DIRECTIONS FOR THIS TASK:
In the entries below, identify every line with the string "https" and copy it.
::: ENTRIES SUPPLIED
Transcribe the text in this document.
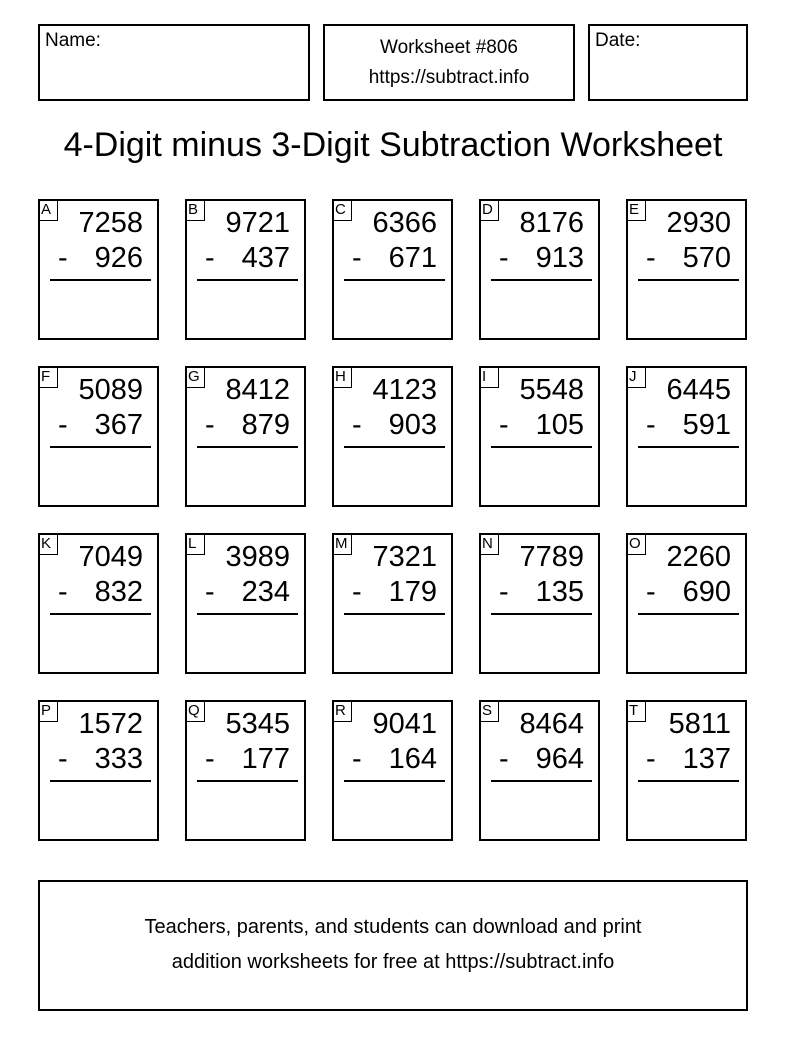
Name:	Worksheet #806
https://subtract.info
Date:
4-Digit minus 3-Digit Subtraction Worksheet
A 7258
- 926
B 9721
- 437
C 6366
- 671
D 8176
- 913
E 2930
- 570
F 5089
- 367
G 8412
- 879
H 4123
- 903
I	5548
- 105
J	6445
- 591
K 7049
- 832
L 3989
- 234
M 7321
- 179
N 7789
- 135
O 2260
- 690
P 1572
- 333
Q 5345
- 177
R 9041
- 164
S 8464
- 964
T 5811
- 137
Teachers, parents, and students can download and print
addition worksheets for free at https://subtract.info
::::::
::: ENTRIES SUPPLIED
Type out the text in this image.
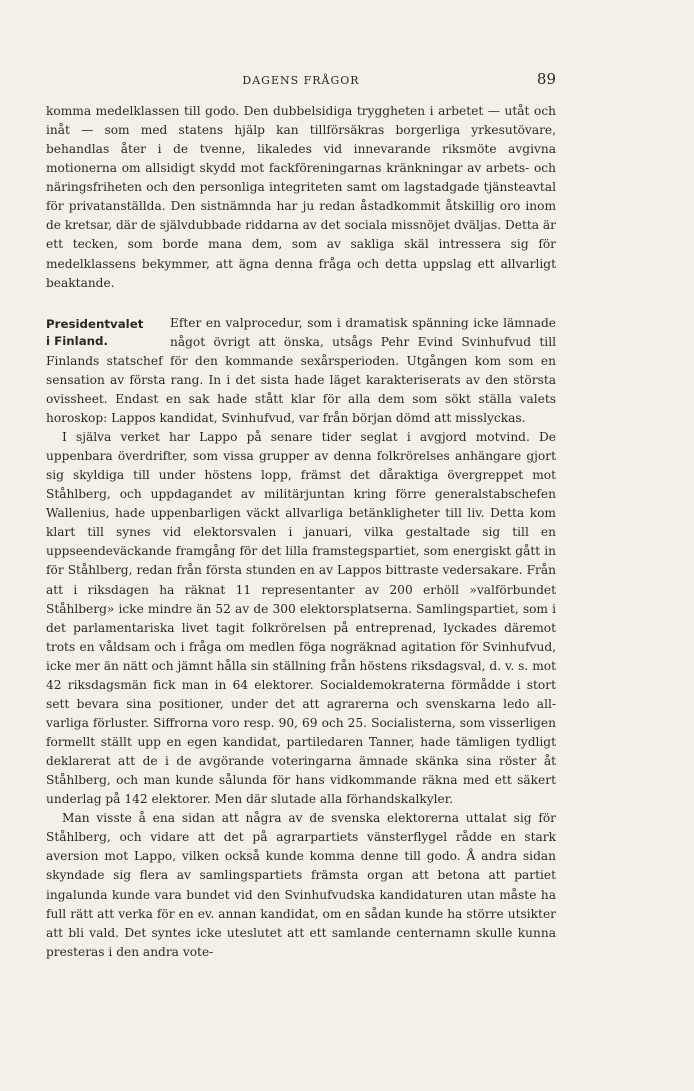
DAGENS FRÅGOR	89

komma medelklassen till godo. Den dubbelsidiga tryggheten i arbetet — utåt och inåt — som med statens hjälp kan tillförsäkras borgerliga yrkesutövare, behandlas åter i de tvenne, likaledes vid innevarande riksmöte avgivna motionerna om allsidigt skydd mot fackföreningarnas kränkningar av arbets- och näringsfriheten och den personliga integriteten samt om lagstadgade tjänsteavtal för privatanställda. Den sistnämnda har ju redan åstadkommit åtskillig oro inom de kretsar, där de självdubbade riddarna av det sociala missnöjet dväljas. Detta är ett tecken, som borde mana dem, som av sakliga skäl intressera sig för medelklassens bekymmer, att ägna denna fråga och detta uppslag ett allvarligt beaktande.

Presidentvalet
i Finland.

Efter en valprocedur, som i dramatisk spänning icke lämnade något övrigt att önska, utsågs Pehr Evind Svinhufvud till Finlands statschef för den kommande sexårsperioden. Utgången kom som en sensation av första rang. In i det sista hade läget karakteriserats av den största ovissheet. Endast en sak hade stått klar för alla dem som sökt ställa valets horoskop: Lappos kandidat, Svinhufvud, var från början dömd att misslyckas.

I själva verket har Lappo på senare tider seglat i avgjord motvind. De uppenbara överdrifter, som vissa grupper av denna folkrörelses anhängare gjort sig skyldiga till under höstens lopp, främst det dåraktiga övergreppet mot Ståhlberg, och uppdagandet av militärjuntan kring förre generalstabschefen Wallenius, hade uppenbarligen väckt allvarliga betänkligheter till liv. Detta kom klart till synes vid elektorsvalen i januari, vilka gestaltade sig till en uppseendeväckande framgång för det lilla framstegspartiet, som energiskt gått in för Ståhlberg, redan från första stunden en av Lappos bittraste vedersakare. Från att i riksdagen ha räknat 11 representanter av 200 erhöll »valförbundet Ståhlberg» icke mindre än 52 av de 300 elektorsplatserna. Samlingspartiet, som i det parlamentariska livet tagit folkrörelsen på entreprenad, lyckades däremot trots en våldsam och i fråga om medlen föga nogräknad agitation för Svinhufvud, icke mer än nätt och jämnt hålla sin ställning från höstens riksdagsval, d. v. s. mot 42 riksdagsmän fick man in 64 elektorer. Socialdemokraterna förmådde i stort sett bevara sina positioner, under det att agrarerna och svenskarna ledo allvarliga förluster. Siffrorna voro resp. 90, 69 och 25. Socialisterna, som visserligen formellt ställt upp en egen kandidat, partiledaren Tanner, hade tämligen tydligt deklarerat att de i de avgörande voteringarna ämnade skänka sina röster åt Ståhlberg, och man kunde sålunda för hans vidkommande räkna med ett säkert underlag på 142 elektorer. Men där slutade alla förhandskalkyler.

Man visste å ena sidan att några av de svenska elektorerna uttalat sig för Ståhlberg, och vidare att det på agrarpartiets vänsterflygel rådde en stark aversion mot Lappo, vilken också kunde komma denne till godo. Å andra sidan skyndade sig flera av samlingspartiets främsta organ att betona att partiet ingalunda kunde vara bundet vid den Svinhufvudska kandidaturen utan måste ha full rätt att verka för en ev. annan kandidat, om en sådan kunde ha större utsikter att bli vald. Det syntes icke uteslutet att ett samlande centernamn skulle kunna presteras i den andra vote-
::::::
EXERCISE RESULT:
https://subtract.info
addition worksheets for free at https://subtract.info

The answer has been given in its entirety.